▶ _WHAT IS BEING ASKED_
Every line below should be copied exactly; drop the pictures.
....
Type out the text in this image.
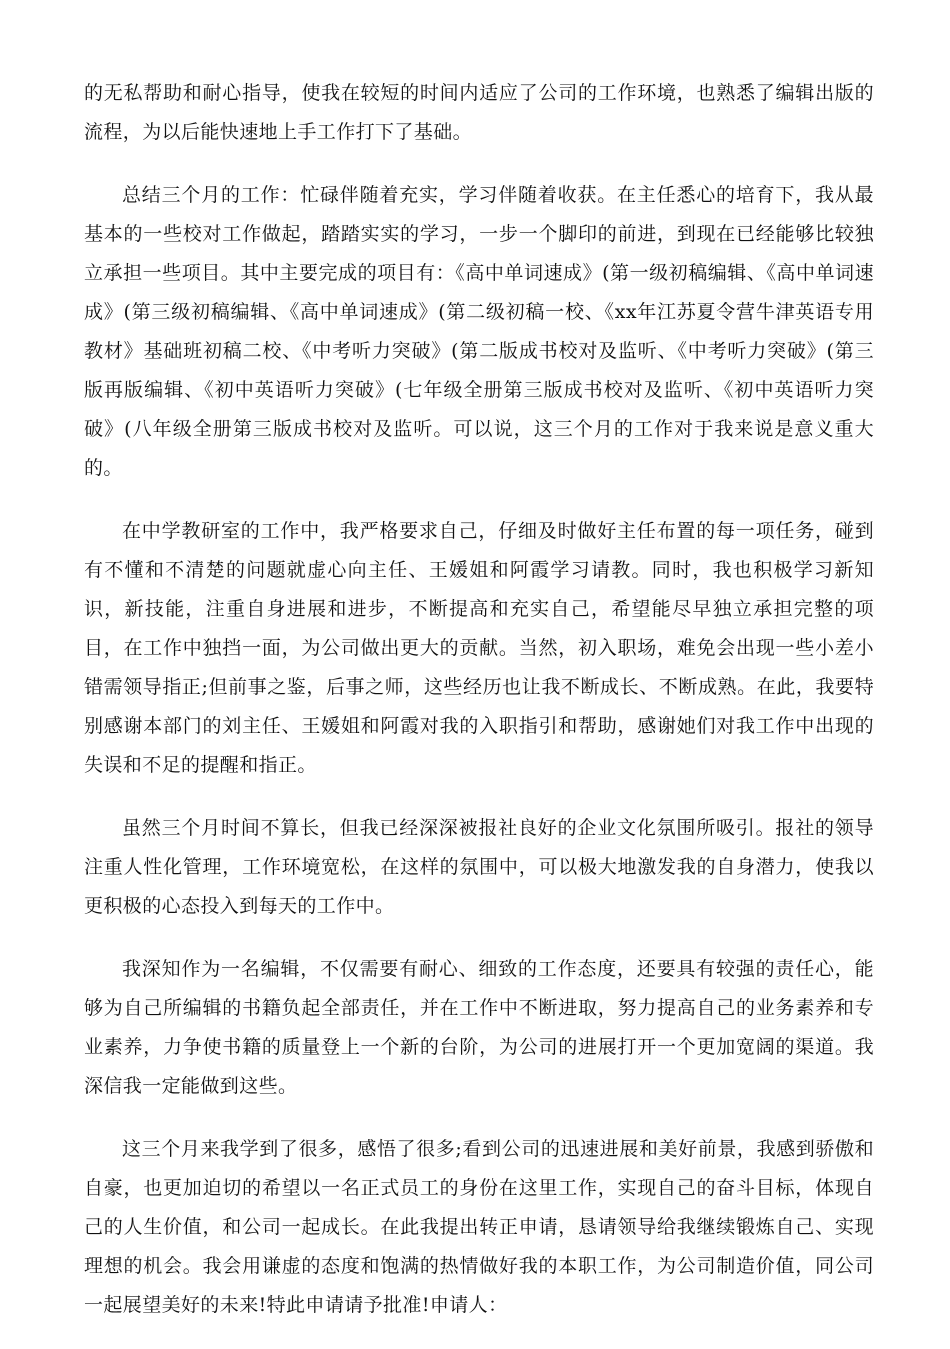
的无私帮助和耐心指导，使我在较短的时间内适应了公司的工作环境，也熟悉了编辑出版的流程，为以后能快速地上手工作打下了基础。

总结三个月的工作：忙碌伴随着充实，学习伴随着收获。在主任悉心的培育下，我从最基本的一些校对工作做起，踏踏实实的学习，一步一个脚印的前进，到现在已经能够比较独立承担一些项目。其中主要完成的项目有：《高中单词速成》(第一级初稿编辑、《高中单词速成》(第三级初稿编辑、《高中单词速成》(第二级初稿一校、《xx年江苏夏令营牛津英语专用教材》基础班初稿二校、《中考听力突破》(第二版成书校对及监听、《中考听力突破》(第三版再版编辑、《初中英语听力突破》(七年级全册第三版成书校对及监听、《初中英语听力突破》(八年级全册第三版成书校对及监听。可以说，这三个月的工作对于我来说是意义重大的。

在中学教研室的工作中，我严格要求自己，仔细及时做好主任布置的每一项任务，碰到有不懂和不清楚的问题就虚心向主任、王媛姐和阿霞学习请教。同时，我也积极学习新知识，新技能，注重自身进展和进步，不断提高和充实自己，希望能尽早独立承担完整的项目，在工作中独挡一面，为公司做出更大的贡献。当然，初入职场，难免会出现一些小差小错需领导指正;但前事之鉴，后事之师，这些经历也让我不断成长、不断成熟。在此，我要特别感谢本部门的刘主任、王媛姐和阿霞对我的入职指引和帮助，感谢她们对我工作中出现的失误和不足的提醒和指正。

虽然三个月时间不算长，但我已经深深被报社良好的企业文化氛围所吸引。报社的领导注重人性化管理，工作环境宽松，在这样的氛围中，可以极大地激发我的自身潜力，使我以更积极的心态投入到每天的工作中。

我深知作为一名编辑，不仅需要有耐心、细致的工作态度，还要具有较强的责任心，能够为自己所编辑的书籍负起全部责任，并在工作中不断进取，努力提高自己的业务素养和专业素养，力争使书籍的质量登上一个新的台阶，为公司的进展打开一个更加宽阔的渠道。我深信我一定能做到这些。

这三个月来我学到了很多，感悟了很多;看到公司的迅速进展和美好前景，我感到骄傲和自豪，也更加迫切的希望以一名正式员工的身份在这里工作，实现自己的奋斗目标，体现自己的人生价值，和公司一起成长。在此我提出转正申请，恳请领导给我继续锻炼自己、实现理想的机会。我会用谦虚的态度和饱满的热情做好我的本职工作，为公司制造价值，同公司一起展望美好的未来!特此申请请予批准!申请人：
....
▶ _COMPLETE ANSWER_
Type out the text in this image.
的无私帮助和耐心指导，使我在较短的时间内适应了公司的工作环境，也熟悉了编辑出版的流程，为以后能快速地上手工作打下了基础。

总结三个月的工作：忙碌伴随着充实，学习伴随着收获。在主任悉心的培育下，我从最基本的一些校对工作做起，踏踏实实的学习，一步一个脚印的前进，到现在已经能够比较独立承担一些项目。其中主要完成的项目有：《高中单词速成》(第一级初稿编辑、《高中单词速成》(第三级初稿编辑、《高中单词速成》(第二级初稿一校、《xx年江苏夏令营牛津英语专用教材》基础班初稿二校、《中考听力突破》(第二版成书校对及监听、《中考听力突破》(第三版再版编辑、《初中英语听力突破》(七年级全册第三版成书校对及监听、《初中英语听力突破》(八年级全册第三版成书校对及监听。可以说，这三个月的工作对于我来说是意义重大的。

在中学教研室的工作中，我严格要求自己，仔细及时做好主任布置的每一项任务，碰到有不懂和不清楚的问题就虚心向主任、王媛姐和阿霞学习请教。同时，我也积极学习新知识，新技能，注重自身进展和进步，不断提高和充实自己，希望能尽早独立承担完整的项目，在工作中独挡一面，为公司做出更大的贡献。当然，初入职场，难免会出现一些小差小错需领导指正;但前事之鉴，后事之师，这些经历也让我不断成长、不断成熟。在此，我要特别感谢本部门的刘主任、王媛姐和阿霞对我的入职指引和帮助，感谢她们对我工作中出现的失误和不足的提醒和指正。

虽然三个月时间不算长，但我已经深深被报社良好的企业文化氛围所吸引。报社的领导注重人性化管理，工作环境宽松，在这样的氛围中，可以极大地激发我的自身潜力，使我以更积极的心态投入到每天的工作中。

我深知作为一名编辑，不仅需要有耐心、细致的工作态度，还要具有较强的责任心，能够为自己所编辑的书籍负起全部责任，并在工作中不断进取，努力提高自己的业务素养和专业素养，力争使书籍的质量登上一个新的台阶，为公司的进展打开一个更加宽阔的渠道。我深信我一定能做到这些。

这三个月来我学到了很多，感悟了很多;看到公司的迅速进展和美好前景，我感到骄傲和自豪，也更加迫切的希望以一名正式员工的身份在这里工作，实现自己的奋斗目标，体现自己的人生价值，和公司一起成长。在此我提出转正申请，恳请领导给我继续锻炼自己、实现理想的机会。我会用谦虚的态度和饱满的热情做好我的本职工作，为公司制造价值，同公司一起展望美好的未来!特此申请请予批准!申请人：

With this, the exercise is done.